# TO BE DONE:
Give an exact transcription of every line, dropping the images.

╭─ GIVEN DATA

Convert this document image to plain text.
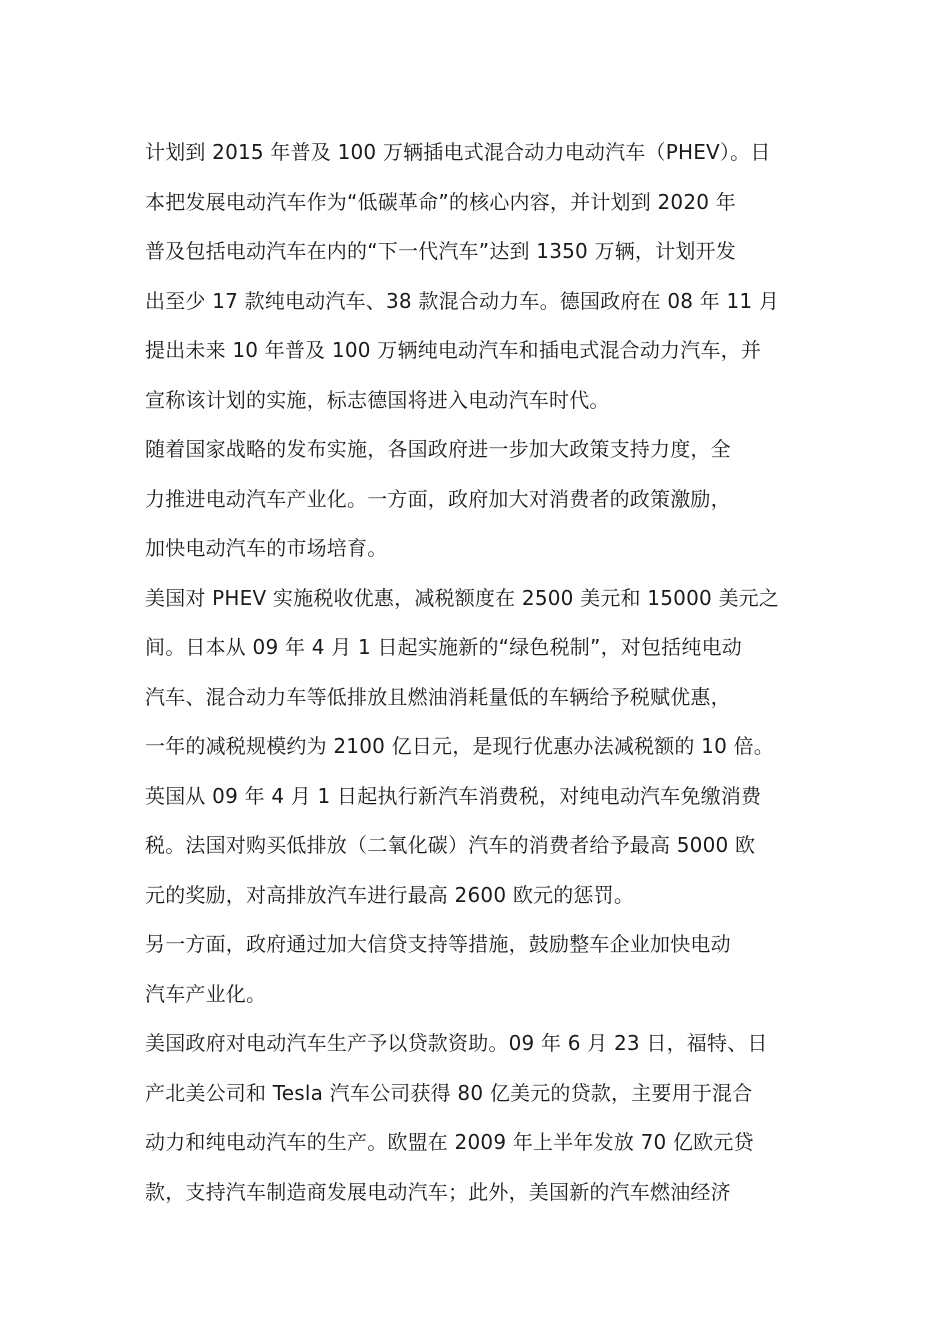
计划到 2015 年普及 100 万辆插电式混合动力电动汽车（PHEV）。日
本把发展电动汽车作为“低碳革命”的核心内容，并计划到 2020 年
普及包括电动汽车在内的“下一代汽车”达到 1350 万辆，计划开发
出至少 17 款纯电动汽车、38 款混合动力车。德国政府在 08 年 11 月
提出未来 10 年普及 100 万辆纯电动汽车和插电式混合动力汽车，并
宣称该计划的实施，标志德国将进入电动汽车时代。
随着国家战略的发布实施，各国政府进一步加大政策支持力度，全
力推进电动汽车产业化。一方面，政府加大对消费者的政策激励，
加快电动汽车的市场培育。
美国对 PHEV 实施税收优惠，减税额度在 2500 美元和 15000 美元之
间。日本从 09 年 4 月 1 日起实施新的“绿色税制”，对包括纯电动
汽车、混合动力车等低排放且燃油消耗量低的车辆给予税赋优惠，
一年的减税规模约为 2100 亿日元，是现行优惠办法减税额的 10 倍。
英国从 09 年 4 月 1 日起执行新汽车消费税，对纯电动汽车免缴消费
税。法国对购买低排放（二氧化碳）汽车的消费者给予最高 5000 欧
元的奖励，对高排放汽车进行最高 2600 欧元的惩罚。
另一方面，政府通过加大信贷支持等措施，鼓励整车企业加快电动
汽车产业化。
美国政府对电动汽车生产予以贷款资助。09 年 6 月 23 日，福特、日
产北美公司和 Tesla 汽车公司获得 80 亿美元的贷款，主要用于混合
动力和纯电动汽车的生产。欧盟在 2009 年上半年发放 70 亿欧元贷
款，支持汽车制造商发展电动汽车；此外，美国新的汽车燃油经济
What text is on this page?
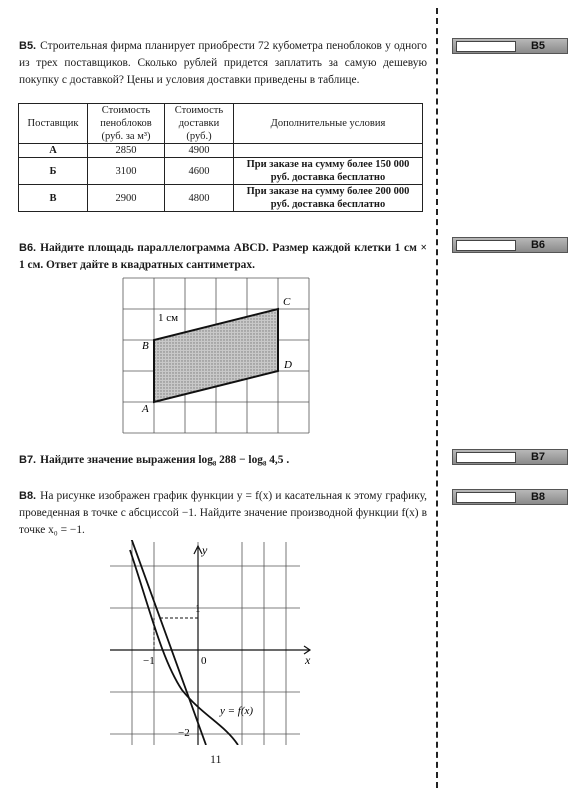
B5
B6
B7
B8
B5. Строительная фирма планирует приобрести 72 кубометра пеноблоков у одного из трех поставщиков. Сколько рублей придется заплатить за самую дешевую покупку с доставкой? Цены и условия доставки приведены в таблице.
Поставщик	Стоимость пеноблоков (руб. за м³)	Стоимость доставки (руб.)	Дополнительные условия
А	2850	4900	
Б	3100	4600	При заказе на сумму более 150 000 руб. доставка бесплатно
В	2900	4800	При заказе на сумму более 200 000 руб. доставка бесплатно
B6. Найдите площадь параллелограмма ABCD. Размер каждой клетки 1 см × 1 см. Ответ дайте в квадратных сантиметрах.
1 см
A
B
C
D
B7. Найдите значение выражения log₈ 288 − log₈ 4,5 .
B8. На рисунке изображен график функции y = f(x) и касательная к этому графику, проведенная в точке с абсциссой −1. Найдите значение производной функции f(x) в точке x₀ = −1.
x
y
1
−1	0
−2
y = f(x)
11
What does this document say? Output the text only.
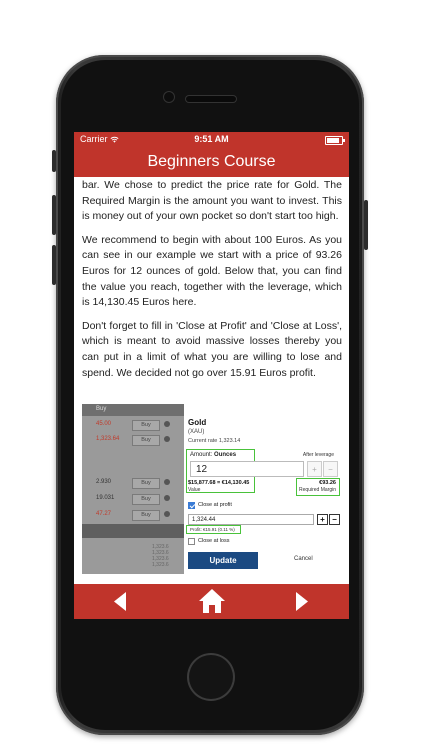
Carrier	9:51 AM
Beginners Course

bar. We chose to predict the price rate for Gold. The Required Margin is the amount you want to invest. This is money out of your own pocket so don't start too high.

We recommend to begin with about 100 Euros. As you can see in our example we start with a price of 93.26 Euros for 12 ounces of gold. Below that, you can find the value you reach, together with the leverage, which is 14,130.45 Euros here.

Don't forget to fill in 'Close at Profit' and 'Close at Loss', which is meant to avoid massive losses thereby you can put in a limit of what you are willing to lose and spend. We decided not go over 15.91 Euros profit.

Buy
45.00	Buy
1,323.64	Buy
2.930	Buy
19.031	Buy
47.27	Buy
1,323.6
1,323.6
1,323.6
1,323.6
Gold
(XAU)
Current rate 1,323.14
Amount: Ounces	After leverage
12	+	−
$15,877.68 = €14,130.45
Value
€93.26
Required Margin
Close at profit
1,324.44	+ −
Profit: €15.91 (0.11 %)
Close at loss
Update	Cancel
✕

╰─

# EXERCISE SOLUTION:
Convert this document image to plain text.
计划到 2015 年普及 100 万辆插电式混合动力电动汽车（PHEV）。日
本把发展电动汽车作为“低碳革命”的核心内容，并计划到 2020 年
普及包括电动汽车在内的“下一代汽车”达到 1350 万辆，计划开发
出至少 17 款纯电动汽车、38 款混合动力车。德国政府在 08 年 11 月
提出未来 10 年普及 100 万辆纯电动汽车和插电式混合动力汽车，并
宣称该计划的实施，标志德国将进入电动汽车时代。
随着国家战略的发布实施，各国政府进一步加大政策支持力度，全
力推进电动汽车产业化。一方面，政府加大对消费者的政策激励，
加快电动汽车的市场培育。
美国对 PHEV 实施税收优惠，减税额度在 2500 美元和 15000 美元之
间。日本从 09 年 4 月 1 日起实施新的“绿色税制”，对包括纯电动
汽车、混合动力车等低排放且燃油消耗量低的车辆给予税赋优惠，
一年的减税规模约为 2100 亿日元，是现行优惠办法减税额的 10 倍。
英国从 09 年 4 月 1 日起执行新汽车消费税，对纯电动汽车免缴消费
税。法国对购买低排放（二氧化碳）汽车的消费者给予最高 5000 欧
元的奖励，对高排放汽车进行最高 2600 欧元的惩罚。
另一方面，政府通过加大信贷支持等措施，鼓励整车企业加快电动
汽车产业化。
美国政府对电动汽车生产予以贷款资助。09 年 6 月 23 日，福特、日
产北美公司和 Tesla 汽车公司获得 80 亿美元的贷款，主要用于混合
动力和纯电动汽车的生产。欧盟在 2009 年上半年发放 70 亿欧元贷
款，支持汽车制造商发展电动汽车；此外，美国新的汽车燃油经济
What text is on this page?
B5
B6
B7
B8
B5. Строительная фирма планирует приобрести 72 кубометра пеноблоков у одного из трех поставщиков. Сколько рублей придется заплатить за самую дешевую покупку с доставкой? Цены и условия доставки приведены в таблице.
Поставщик	Стоимость пеноблоков (руб. за м³)	Стоимость доставки (руб.)	Дополнительные условия
А	2850	4900	
Б	3100	4600	При заказе на сумму более 150 000 руб. доставка бесплатно
В	2900	4800	При заказе на сумму более 200 000 руб. доставка бесплатно
B6. Найдите площадь параллелограмма ABCD. Размер каждой клетки 1 см × 1 см. Ответ дайте в квадратных сантиметрах.
1 см
A
B
C
D
B7. Найдите значение выражения log₈ 288 − log₈ 4,5 .
B8. На рисунке изображен график функции y = f(x) и касательная к этому графику, проведенная в точке с абсциссой −1. Найдите значение производной функции f(x) в точке x₀ = −1.
x
y
1
−1	0
−2
y = f(x)
11
What does this document say? Output the text only.
Carrier	9:51 AM
Beginners Course

bar. We chose to predict the price rate for Gold. The Required Margin is the amount you want to invest. This is money out of your own pocket so don't start too high.

We recommend to begin with about 100 Euros. As you can see in our example we start with a price of 93.26 Euros for 12 ounces of gold. Below that, you can find the value you reach, together with the leverage, which is 14,130.45 Euros here.

Don't forget to fill in 'Close at Profit' and 'Close at Loss', which is meant to avoid massive losses thereby you can put in a limit of what you are willing to lose and spend. We decided not go over 15.91 Euros profit.

Buy
45.00	Buy
1,323.64	Buy
2.930	Buy
19.031	Buy
47.27	Buy
1,323.6
1,323.6
1,323.6
1,323.6
Gold
(XAU)
Current rate 1,323.14
Amount: Ounces	After leverage
12	+	−
$15,877.68 = €14,130.45
Value
€93.26
Required Margin
Close at profit
1,324.44	+ −
Profit: €15.91 (0.11 %)
Close at loss
Update	Cancel
✕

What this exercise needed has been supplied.